• **GIVEN RECORDS**:
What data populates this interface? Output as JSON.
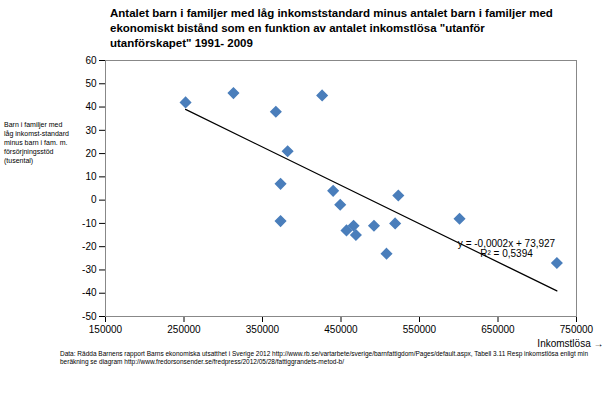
{
  "chart_data": {
    "type": "scatter",
    "title": "Antalet barn i familjer med låg inkomststandard minus antalet barn i familjer med ekonomiskt bistånd som en funktion av antalet inkomstlösa \"utanför utanförskapet\" 1991- 2009",
    "x_label": "Inkomstlösa",
    "y_label": "Barn i familjer med låg inkomst-standard minus barn i fam. m. försörjningsstöd (tusental)",
    "caption": "Data: Rädda Barnens rapport Barns ekonomiska utsatthet i Sverige 2012  http://www.rb.se/vartarbete/sverige/barnfattigdom/Pages/default.aspx, Tabell 3.11 Resp inkomstlösa enligt min beräkning se diagram http://www.fredorsonsender.se/fredpress/2012/05/28/fattiggrandets-metod-b/",
    "x": [
      252000,
      313000,
      367000,
      426000,
      382000,
      373000,
      373000,
      440000,
      449000,
      457000,
      466000,
      469000,
      492000,
      508000,
      519000,
      523000,
      601000,
      725000
    ],
    "values": [
      42,
      46,
      38,
      45,
      21,
      7,
      -9,
      4,
      -2,
      -13,
      -11,
      -15,
      -11,
      -23,
      -10,
      2,
      -8,
      -27
    ],
    "color": "#4a7ebb",
    "marker": "diamond",
    "trendline": {
      "x": [
        252000,
        725000
      ],
      "values": [
        39,
        -39
      ],
      "color": "#000000"
    },
    "annotations": [
      "y = -0,0002x + 73,927",
      "R² = 0,5394"
    ],
    "xlim": [
      150000,
      750000
    ],
    "xticks": [
      150000,
      250000,
      350000,
      450000,
      550000,
      650000,
      750000
    ],
    "ylim": [
      -50,
      60
    ],
    "yticks": [
      -50,
      -40,
      -30,
      -20,
      -10,
      0,
      10,
      20,
      30,
      40,
      50,
      60
    ],
    "grid": false
  }
}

• **WRITTEN EXERCISE**: Skipping the pictures, transcribe each line above exactly as it appears.

• **RESULT OF THIS EXERCISE**:
What data populates this interface? Output as JSON.
{
  "chart_data": {
    "type": "scatter",
    "title": "Antalet barn i familjer med låg inkomststandard minus antalet barn i familjer med ekonomiskt bistånd som en funktion av antalet inkomstlösa \"utanför utanförskapet\" 1991- 2009",
    "x_label": "Inkomstlösa",
    "y_label": "Barn i familjer med låg inkomst-standard minus barn i fam. m. försörjningsstöd (tusental)",
    "caption": "Data: Rädda Barnens rapport Barns ekonomiska utsatthet i Sverige 2012  http://www.rb.se/vartarbete/sverige/barnfattigdom/Pages/default.aspx, Tabell 3.11 Resp inkomstlösa enligt min beräkning se diagram http://www.fredorsonsender.se/fredpress/2012/05/28/fattiggrandets-metod-b/",
    "x": [
      252000,
      313000,
      367000,
      426000,
      382000,
      373000,
      373000,
      440000,
      449000,
      457000,
      466000,
      469000,
      492000,
      508000,
      519000,
      523000,
      601000,
      725000
    ],
    "values": [
      42,
      46,
      38,
      45,
      21,
      7,
      -9,
      4,
      -2,
      -13,
      -11,
      -15,
      -11,
      -23,
      -10,
      2,
      -8,
      -27
    ],
    "color": "#4a7ebb",
    "marker": "diamond",
    "trendline": {
      "x": [
        252000,
        725000
      ],
      "values": [
        39,
        -39
      ],
      "color": "#000000"
    },
    "annotations": [
      "y = -0,0002x + 73,927",
      "R² = 0,5394"
    ],
    "xlim": [
      150000,
      750000
    ],
    "xticks": [
      150000,
      250000,
      350000,
      450000,
      550000,
      650000,
      750000
    ],
    "ylim": [
      -50,
      60
    ],
    "yticks": [
      -50,
      -40,
      -30,
      -20,
      -10,
      0,
      10,
      20,
      30,
      40,
      50,
      60
    ],
    "grid": false
  }
}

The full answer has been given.